- _Dataset records_:

--- begin ---

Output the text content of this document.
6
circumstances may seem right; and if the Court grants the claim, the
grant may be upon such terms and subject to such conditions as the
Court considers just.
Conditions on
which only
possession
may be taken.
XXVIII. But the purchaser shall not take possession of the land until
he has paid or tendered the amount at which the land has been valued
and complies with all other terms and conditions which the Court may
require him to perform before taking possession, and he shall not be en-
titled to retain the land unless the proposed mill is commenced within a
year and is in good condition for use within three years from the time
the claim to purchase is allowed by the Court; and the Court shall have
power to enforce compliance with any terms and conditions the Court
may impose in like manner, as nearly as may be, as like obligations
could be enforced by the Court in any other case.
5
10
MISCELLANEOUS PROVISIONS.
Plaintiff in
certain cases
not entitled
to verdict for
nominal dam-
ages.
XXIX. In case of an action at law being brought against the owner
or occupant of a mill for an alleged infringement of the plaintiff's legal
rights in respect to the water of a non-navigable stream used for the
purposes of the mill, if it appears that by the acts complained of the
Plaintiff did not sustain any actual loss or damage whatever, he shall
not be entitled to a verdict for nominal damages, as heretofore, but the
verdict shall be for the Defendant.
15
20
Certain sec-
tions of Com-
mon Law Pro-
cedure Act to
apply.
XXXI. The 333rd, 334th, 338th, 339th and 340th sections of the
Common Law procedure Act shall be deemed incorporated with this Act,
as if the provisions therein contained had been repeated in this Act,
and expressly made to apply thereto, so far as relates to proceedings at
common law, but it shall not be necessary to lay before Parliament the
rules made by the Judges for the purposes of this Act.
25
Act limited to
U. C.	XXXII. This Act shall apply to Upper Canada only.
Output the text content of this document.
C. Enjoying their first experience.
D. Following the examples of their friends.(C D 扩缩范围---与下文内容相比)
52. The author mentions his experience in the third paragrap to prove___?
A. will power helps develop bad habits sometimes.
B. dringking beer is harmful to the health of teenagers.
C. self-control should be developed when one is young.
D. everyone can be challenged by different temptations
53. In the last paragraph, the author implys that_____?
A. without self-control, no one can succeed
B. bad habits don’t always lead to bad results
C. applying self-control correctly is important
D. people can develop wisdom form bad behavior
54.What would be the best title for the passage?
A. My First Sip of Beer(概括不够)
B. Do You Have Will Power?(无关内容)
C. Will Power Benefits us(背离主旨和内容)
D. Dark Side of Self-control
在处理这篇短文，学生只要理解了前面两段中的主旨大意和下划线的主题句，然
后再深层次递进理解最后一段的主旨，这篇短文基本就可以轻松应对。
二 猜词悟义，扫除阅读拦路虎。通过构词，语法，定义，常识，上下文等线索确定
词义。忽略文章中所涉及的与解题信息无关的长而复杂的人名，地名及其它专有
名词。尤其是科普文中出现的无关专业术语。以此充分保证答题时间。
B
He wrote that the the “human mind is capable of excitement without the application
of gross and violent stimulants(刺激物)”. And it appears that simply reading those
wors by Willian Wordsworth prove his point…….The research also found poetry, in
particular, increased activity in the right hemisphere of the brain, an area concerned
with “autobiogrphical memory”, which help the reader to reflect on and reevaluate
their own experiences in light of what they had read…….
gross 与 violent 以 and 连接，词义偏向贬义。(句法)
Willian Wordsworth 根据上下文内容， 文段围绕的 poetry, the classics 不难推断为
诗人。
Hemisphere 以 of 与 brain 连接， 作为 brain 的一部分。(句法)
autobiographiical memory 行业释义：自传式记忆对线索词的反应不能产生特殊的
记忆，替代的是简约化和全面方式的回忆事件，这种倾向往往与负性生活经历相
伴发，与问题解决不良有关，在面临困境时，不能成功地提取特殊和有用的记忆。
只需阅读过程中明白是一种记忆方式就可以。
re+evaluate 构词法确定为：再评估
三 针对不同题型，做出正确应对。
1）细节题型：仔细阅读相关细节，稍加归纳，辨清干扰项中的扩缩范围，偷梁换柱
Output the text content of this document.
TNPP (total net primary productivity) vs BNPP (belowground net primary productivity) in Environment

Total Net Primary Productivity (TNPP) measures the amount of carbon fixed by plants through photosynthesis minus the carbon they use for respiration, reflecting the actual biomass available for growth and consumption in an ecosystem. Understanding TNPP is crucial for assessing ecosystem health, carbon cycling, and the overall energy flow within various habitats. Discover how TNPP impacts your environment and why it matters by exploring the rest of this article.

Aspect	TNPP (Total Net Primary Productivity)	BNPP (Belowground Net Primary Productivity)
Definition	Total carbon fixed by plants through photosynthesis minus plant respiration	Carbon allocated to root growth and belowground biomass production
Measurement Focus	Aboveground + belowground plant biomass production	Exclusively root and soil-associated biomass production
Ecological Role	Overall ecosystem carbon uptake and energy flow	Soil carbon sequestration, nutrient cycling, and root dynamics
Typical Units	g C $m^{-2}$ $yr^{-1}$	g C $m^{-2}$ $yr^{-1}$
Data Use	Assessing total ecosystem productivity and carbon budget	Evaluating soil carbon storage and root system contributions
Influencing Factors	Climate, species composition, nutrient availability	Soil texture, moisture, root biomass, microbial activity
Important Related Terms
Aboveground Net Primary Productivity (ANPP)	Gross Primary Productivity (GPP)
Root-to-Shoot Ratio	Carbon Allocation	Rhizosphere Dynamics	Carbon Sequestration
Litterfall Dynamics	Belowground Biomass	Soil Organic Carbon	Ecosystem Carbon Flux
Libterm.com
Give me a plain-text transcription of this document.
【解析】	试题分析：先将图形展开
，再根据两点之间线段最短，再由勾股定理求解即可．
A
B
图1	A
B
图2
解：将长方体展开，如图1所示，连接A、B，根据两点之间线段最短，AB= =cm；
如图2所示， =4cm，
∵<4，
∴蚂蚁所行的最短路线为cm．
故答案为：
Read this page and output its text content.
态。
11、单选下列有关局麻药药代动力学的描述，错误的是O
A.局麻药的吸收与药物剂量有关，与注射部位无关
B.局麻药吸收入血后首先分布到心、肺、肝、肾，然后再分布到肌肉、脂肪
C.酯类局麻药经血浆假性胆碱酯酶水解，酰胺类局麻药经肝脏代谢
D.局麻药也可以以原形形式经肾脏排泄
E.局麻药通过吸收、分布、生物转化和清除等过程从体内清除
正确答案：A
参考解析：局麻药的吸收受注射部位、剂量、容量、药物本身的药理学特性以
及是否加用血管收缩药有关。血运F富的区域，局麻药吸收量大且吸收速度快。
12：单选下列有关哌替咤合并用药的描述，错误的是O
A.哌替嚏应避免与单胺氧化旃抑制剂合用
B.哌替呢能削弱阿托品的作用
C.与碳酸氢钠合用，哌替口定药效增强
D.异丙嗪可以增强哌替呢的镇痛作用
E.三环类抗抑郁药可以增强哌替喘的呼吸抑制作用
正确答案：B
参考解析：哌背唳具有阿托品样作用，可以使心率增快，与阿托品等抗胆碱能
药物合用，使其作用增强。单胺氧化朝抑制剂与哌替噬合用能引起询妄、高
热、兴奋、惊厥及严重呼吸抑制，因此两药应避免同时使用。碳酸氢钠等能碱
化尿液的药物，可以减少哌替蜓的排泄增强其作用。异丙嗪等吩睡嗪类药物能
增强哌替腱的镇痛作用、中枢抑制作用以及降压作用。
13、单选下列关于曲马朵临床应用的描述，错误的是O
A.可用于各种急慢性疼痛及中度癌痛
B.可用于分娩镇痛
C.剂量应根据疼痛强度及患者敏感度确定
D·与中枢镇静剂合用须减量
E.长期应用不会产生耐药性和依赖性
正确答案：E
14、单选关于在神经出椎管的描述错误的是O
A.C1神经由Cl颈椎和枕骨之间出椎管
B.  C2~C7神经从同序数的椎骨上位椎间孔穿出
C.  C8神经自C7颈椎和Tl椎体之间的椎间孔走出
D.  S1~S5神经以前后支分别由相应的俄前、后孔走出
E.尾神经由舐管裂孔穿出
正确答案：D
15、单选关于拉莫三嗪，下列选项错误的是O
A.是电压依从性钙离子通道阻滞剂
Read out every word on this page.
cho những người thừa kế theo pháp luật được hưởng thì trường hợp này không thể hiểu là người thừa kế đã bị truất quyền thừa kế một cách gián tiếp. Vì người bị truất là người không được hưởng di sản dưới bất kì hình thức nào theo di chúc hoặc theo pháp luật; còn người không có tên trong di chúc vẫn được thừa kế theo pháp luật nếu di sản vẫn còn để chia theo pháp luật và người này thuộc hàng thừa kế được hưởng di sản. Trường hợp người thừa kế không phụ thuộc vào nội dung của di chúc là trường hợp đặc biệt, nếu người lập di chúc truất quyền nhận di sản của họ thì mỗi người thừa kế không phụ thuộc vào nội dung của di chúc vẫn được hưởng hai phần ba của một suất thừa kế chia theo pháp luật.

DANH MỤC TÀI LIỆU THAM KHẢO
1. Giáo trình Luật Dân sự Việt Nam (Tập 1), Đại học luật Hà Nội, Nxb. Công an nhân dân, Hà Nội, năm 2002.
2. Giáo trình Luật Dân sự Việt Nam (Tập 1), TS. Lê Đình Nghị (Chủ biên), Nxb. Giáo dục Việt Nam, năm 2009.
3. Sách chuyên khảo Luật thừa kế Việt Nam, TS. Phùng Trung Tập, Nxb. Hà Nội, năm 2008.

--- end ---

- _What is being asked_:
Copy each line of the records above that carries the word "nutrient".

- _Worked answer_:
Ecological Role	Overall ecosystem carbon uptake and energy flow	Soil carbon sequestration, nutrient cycling, and root dynamics
Influencing Factors	Climate, species composition, nutrient availability	Soil texture, moisture, root biomass, microbial activity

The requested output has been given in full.